外角一辺倒のリードは正しい?

6月17日,ファイターズの武田勝投手は完封直前の9回,スワローズのバレンティンに3ランホームランを打たれて逆転され,負け投手になった。好投しながら勝てない時期が来るというのが彼の特徴で,昨年もこんな時期があった。そこには,彼が投げるとチームが得点できなくなる何らかの理由があるのだろうが,それは今回のテーマではない。

今回のテーマは,「長打を警戒」という場面になると「外角一辺倒」というリードのことである。大野捕手の要求は,ホームランを打たれるまですべて外角であった。このような偏ったリードをする捕手は多い。「外角低めは長打を打たれない」という「常識」がそうさせるのだが,それは「過去の」常識である。

確かに,数十年前の非力なバッターの時代には正しかったのだろう。例えば,王選手のホームランは,内角高めの球をやや詰まりながらというのが典型的パターンだった。

これも過去の常識である「ダウンスイング」では外角低めは打てないけれど,今の長距離ヒッターはそんな振り方はしていない。現在の彼らにとっては,外角低めを狙ってやや甘く入った球が一番のホームランボールである。なぜなら,そこはインパクトの瞬間にバットと手を一直線に伸ばせて,最大の力をかけられるところだから。そこの球ならフルスイングできる。

提供データ
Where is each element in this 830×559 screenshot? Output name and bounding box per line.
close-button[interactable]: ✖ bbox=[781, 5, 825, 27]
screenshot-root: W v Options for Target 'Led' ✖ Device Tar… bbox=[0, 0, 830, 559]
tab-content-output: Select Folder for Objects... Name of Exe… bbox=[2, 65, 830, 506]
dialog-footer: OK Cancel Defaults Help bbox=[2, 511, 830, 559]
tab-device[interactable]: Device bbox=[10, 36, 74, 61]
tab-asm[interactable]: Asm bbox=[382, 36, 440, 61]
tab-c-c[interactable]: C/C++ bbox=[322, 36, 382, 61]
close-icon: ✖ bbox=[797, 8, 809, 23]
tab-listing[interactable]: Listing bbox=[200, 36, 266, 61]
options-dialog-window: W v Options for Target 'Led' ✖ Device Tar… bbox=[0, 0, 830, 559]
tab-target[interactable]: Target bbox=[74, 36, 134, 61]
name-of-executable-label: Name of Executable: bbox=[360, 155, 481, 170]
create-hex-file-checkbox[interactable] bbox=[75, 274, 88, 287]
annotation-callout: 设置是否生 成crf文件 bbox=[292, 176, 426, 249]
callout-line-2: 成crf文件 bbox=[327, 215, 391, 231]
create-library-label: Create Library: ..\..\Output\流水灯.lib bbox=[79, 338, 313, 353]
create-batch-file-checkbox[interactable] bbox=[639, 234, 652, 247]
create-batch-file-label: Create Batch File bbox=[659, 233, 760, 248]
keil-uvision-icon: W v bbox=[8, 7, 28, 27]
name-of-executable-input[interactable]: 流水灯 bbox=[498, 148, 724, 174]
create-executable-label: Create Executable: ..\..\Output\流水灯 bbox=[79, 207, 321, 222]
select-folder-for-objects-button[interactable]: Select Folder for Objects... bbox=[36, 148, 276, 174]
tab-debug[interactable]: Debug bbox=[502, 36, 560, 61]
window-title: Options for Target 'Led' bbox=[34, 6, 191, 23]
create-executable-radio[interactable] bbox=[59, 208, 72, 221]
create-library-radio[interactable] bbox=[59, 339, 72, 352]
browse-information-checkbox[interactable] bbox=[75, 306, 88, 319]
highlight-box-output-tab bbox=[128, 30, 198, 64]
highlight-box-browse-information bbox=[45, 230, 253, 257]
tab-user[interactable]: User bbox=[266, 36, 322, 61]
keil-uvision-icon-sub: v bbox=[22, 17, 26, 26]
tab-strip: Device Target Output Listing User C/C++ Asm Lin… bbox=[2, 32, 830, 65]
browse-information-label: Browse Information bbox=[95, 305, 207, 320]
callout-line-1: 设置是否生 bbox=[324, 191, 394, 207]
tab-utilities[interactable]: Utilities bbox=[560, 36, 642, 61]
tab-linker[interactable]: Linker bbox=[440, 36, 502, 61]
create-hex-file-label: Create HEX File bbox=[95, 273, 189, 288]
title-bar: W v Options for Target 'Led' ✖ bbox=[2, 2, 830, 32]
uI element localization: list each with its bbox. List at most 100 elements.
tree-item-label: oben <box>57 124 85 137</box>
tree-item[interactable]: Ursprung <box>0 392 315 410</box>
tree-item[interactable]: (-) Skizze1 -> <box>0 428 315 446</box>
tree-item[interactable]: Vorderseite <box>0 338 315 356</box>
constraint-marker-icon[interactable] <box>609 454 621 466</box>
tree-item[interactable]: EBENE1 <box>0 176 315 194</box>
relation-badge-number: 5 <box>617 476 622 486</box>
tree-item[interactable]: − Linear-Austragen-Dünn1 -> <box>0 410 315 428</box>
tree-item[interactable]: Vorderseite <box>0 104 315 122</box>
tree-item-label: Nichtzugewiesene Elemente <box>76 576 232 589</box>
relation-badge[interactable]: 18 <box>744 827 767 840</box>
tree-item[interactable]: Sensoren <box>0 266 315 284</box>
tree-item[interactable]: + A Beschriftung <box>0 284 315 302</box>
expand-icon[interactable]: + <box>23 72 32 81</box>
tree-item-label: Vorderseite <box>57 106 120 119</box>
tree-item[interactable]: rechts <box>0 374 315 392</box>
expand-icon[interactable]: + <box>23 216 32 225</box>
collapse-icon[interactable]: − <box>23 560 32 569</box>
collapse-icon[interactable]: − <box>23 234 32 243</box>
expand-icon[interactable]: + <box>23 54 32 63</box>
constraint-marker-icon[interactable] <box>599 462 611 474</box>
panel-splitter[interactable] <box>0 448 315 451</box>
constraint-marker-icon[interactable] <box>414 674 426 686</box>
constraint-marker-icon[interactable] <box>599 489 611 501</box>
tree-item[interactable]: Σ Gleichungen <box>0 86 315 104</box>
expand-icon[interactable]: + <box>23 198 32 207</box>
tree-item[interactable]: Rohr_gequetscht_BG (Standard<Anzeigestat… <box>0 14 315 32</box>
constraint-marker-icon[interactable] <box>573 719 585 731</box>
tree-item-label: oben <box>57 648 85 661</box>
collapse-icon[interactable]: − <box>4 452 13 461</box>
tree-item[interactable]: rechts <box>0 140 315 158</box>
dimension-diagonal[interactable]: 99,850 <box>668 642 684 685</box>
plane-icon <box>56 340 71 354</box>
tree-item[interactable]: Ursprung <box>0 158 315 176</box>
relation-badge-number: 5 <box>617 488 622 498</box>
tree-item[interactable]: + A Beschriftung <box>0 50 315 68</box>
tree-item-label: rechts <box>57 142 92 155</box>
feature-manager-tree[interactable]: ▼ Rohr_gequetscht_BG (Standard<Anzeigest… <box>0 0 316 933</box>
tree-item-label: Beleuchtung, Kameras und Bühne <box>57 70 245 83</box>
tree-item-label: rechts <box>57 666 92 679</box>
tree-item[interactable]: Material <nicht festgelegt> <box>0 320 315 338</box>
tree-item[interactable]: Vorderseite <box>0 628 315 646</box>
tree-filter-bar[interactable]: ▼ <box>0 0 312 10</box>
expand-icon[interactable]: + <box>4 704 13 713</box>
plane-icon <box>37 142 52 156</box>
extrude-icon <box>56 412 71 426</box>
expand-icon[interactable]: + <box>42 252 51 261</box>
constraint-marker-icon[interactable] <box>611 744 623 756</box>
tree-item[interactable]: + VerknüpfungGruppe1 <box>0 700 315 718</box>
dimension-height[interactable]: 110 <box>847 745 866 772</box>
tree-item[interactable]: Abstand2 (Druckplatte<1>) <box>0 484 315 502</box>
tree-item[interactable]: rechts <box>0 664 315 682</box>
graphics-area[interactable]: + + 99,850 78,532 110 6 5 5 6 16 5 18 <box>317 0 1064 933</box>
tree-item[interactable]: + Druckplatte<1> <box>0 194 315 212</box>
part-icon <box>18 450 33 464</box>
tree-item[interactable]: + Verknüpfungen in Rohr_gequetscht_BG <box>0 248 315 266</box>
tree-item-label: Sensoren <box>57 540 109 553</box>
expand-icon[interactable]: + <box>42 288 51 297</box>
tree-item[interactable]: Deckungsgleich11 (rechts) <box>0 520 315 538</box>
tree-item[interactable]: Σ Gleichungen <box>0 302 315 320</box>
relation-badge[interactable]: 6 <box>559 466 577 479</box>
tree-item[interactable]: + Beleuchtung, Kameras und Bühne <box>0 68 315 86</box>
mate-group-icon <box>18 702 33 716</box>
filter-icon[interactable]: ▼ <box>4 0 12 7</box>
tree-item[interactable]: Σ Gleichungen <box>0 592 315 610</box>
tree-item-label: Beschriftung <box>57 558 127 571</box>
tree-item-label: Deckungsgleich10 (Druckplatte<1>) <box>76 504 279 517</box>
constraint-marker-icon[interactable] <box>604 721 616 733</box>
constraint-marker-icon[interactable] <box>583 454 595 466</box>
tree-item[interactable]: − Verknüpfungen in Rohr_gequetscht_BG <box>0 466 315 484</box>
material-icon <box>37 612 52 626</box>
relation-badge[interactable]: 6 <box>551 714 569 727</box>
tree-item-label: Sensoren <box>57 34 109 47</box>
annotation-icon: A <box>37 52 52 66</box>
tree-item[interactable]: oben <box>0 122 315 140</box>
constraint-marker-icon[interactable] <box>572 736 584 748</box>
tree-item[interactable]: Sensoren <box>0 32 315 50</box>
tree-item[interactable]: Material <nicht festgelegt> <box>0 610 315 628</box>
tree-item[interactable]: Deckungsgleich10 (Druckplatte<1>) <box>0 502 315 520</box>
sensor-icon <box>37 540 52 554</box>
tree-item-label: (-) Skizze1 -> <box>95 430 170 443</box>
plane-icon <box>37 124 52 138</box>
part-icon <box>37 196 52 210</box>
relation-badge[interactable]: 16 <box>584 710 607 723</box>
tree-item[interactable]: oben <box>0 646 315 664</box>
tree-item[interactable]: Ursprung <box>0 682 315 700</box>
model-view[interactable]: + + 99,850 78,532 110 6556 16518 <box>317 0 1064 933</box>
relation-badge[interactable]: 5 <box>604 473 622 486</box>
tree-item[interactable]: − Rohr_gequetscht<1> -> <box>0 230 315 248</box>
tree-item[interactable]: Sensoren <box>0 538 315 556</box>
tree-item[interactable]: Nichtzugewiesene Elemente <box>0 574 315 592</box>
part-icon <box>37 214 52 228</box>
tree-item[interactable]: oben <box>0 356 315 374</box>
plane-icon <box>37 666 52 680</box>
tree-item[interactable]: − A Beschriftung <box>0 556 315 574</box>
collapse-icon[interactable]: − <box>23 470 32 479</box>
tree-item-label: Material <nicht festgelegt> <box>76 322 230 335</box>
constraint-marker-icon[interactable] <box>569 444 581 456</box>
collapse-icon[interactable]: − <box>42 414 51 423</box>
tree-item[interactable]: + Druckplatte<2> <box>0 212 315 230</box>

練習問題
1 > 原文の「大野捕手の要求は,ホームランを打たれるまですべて外角であった。」という文を英語に訳してください。
2 > 原文の「今回のテーマは」で始まる段落を、主な事実を残したまま箇条書きにまとめてください。
解答には原文の内容だけを使ってください。

解答
1 > Catcher Ono called for every pitch on the outside until the home run was hit.

2 >
- テーマは、「長打を警戒」する場面での「外角一辺倒」のリードである。
- 大野捕手は、ホームランを打たれるまですべて外角を要求した。
- このような偏ったリードをする捕手は多い。
- その背景には「外角低めは長打を打たれない」という「常識」があるが、それは過去の常識である。